======== TEXTE SOURCE ========

[Interview] DANIEL JEA – « Se taire et écouter »

« Se taire et écouter », 5ème album de Daniel JEA. Contemplatif ? sûrement pas. Revendicatif ? Sans aucun doute. Abrasif ? forcément ! Rencontre touchante d’un constat tristement réaliste, de textes cinglants et des mélodies rageuses, le tout souligné par une section rythmique hautement rock.
Il y a des disques comme celui-là qu’on aime sans vraiment savoir pourquoi, des disques qui s’imposent à nous comme une évidence, alors on se laisse happer par le rythme, on écoute et on comprend en grinçant un peu des dents. Ce 3ème volet de la trilogie d’albums, après « A l’instinct à l’instant  » et « En suspens » me séduit par cet esprit ardent, terriblement  libre, par cette rage qui tient lieu de fil rouge aux compositions et par cette interdiction de succomber au désabusement qui nous rendrait impassibles aux douleurs du monde. Daniel à chaque chanson tape un peu plus fort sur le sens de la vie, sur la passion qui fait mal, mais derrière bien sûr il y a une fenêtre ouverte à l’espoir et on a encore envie d’y croire alors on remet le disque en regardant le ciel pour savoir d’où vient le vent qui chassera l’orage.
Quelques jours avant son concert au Point Ephémère (10/06/2023) Daniel a répondu à nos questions.

Bonjour Daniel, peux-tu nous parler de toi et de ce qui t’a amené à la musique ?
Je suis musicien, auteur-compositeur, guitariste chanteur, de rock en français. Je joue en groupe, en trio avec deux musiciennes, France Cartigny et Émilie Rambaud, et j’ai sorti un nouvel album en novembre 2022, qui s’appelle « SE TAIRE ET ÉCOUTER ». Par ailleurs depuis des années, je suis guitariste sideman & accompagnateur pour divers artistes de la scène française, chanson/rock/pop/électro.

J’ai commencé la guitare enfant, à l’âge de 9 ans, à cause, ou plutôt grâce à ma mère qui voulait que quelqu’un de la famille s’essaye à la musique (je ne viens pas du tout d’une famille de musiciens, mais d’une famille de profs !). Très vite je me suis pris de passion pour cet instrument et dès l’adolescence tout particulièrement pour la guitare électrique et pour le rock. C’est devenu complètement obsessionnel et ça ne m’a pas lâché depuis !  

 

Toi qui a accompagné des artistes prestigieux (etc..) avec plus de 20 ans d’expérience, quelle vision as-tu de la chanson actuelle en France ?

======== MATÉRIAU EXTRAIT ========

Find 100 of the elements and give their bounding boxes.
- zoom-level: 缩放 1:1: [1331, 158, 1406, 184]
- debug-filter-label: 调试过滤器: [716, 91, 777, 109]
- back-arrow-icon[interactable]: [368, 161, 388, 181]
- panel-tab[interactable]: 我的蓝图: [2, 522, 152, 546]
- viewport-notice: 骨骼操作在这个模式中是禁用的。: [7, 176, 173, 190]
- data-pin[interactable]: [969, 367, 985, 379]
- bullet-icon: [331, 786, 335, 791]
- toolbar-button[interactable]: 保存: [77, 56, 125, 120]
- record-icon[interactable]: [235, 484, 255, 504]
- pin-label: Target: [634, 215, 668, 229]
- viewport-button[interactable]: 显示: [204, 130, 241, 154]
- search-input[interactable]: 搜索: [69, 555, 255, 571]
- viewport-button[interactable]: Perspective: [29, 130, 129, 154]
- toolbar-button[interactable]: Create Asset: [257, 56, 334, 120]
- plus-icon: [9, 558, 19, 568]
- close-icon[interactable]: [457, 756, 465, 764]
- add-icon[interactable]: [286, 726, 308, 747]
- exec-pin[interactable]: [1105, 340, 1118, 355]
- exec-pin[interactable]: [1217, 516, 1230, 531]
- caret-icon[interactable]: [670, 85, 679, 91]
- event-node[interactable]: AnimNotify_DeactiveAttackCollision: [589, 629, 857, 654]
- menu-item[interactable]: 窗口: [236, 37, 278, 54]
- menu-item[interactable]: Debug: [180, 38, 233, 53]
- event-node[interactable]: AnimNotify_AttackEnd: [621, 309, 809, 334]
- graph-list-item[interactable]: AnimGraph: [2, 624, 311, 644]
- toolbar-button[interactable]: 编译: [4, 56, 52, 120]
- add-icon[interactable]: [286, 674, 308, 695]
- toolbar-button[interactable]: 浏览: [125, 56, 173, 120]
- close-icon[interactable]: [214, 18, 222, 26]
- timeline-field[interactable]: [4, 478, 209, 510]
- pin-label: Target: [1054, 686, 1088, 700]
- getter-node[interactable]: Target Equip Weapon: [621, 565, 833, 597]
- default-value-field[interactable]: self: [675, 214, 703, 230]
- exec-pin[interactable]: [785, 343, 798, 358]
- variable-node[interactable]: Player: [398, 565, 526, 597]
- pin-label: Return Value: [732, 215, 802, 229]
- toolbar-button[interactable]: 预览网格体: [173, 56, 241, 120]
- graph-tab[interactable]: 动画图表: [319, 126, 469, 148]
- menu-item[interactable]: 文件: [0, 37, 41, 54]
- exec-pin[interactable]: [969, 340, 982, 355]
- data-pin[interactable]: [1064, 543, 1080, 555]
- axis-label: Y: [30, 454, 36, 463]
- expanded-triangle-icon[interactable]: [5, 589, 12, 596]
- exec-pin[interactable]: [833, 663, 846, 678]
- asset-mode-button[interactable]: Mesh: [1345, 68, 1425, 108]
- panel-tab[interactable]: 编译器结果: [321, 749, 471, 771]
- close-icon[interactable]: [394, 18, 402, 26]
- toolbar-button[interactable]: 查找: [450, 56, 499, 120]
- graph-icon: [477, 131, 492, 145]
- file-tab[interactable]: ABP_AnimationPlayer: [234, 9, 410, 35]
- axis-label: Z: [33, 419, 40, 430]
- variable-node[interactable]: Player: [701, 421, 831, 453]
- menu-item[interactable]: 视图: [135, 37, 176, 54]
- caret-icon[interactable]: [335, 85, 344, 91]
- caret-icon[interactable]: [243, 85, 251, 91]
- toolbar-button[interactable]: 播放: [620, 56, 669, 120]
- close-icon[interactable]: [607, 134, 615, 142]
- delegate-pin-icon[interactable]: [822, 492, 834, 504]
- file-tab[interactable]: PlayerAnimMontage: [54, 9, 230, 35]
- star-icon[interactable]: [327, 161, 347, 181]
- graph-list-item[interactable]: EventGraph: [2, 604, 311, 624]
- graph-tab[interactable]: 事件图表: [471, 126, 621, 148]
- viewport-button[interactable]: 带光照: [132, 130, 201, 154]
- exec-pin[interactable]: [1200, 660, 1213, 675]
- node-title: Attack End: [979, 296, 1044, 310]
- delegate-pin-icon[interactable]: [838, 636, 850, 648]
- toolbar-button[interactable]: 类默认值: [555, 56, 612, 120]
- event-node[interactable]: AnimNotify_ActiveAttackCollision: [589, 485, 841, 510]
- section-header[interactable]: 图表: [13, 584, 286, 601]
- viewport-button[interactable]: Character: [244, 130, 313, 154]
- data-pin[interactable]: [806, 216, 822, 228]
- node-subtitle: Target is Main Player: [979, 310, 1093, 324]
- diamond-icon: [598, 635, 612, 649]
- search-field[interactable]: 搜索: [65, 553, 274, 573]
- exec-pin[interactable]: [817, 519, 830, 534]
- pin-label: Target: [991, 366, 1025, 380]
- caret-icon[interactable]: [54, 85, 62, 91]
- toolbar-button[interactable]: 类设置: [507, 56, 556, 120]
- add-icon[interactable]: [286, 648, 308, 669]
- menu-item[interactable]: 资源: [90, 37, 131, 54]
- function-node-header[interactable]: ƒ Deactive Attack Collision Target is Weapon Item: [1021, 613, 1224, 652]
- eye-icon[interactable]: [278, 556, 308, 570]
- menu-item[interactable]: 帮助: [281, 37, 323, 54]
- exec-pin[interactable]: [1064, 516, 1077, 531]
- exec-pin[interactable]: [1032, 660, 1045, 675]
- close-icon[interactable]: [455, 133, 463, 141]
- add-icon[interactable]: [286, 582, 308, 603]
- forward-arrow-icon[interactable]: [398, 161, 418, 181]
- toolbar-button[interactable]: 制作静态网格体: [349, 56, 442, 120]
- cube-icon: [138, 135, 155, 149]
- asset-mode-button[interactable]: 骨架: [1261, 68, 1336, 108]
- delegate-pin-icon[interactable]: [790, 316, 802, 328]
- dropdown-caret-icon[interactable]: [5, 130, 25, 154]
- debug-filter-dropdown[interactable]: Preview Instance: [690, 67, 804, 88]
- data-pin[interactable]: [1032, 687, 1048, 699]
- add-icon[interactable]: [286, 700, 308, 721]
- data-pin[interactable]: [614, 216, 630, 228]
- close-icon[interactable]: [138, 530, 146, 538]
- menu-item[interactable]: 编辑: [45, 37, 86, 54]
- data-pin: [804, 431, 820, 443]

========

CONSIGNES À SUIVRE |
- A) Les affirmations suivantes concordent-elles avec l’entretien ? Répondez par oui ou par non pour chacune, en citant fidèlement les mots de l’entretien qui tranchent. (i) Daniel a commencé la guitare à l’âge de 9 ans. (ii) Daniel vient d’une famille de musiciens. (iii) Daniel joue en trio avec deux musiciennes.
- B) Recopiez tel quel le passage de l’entretien compris entre « Quelques jours avant » et « la musique ? », bornes incluses.
Les enregistrements forment un matériau à part, indépendant de l’entretien.

RÉPONSES PAR CONSIGNE |
- A)
(i) Oui : « J’ai commencé la guitare enfant, à l’âge de 9 ans »
(ii) Non : « je ne viens pas du tout d’une famille de musiciens, mais d’une famille de profs ! »
(iii) Oui : « en trio avec deux musiciennes, France Cartigny et Émilie Rambaud »

- B)
Quelques jours avant son concert au Point Ephémère (10/06/2023) Daniel a répondu à nos questions.

Bonjour Daniel, peux-tu nous parler de toi et de ce qui t’a amené à la musique ?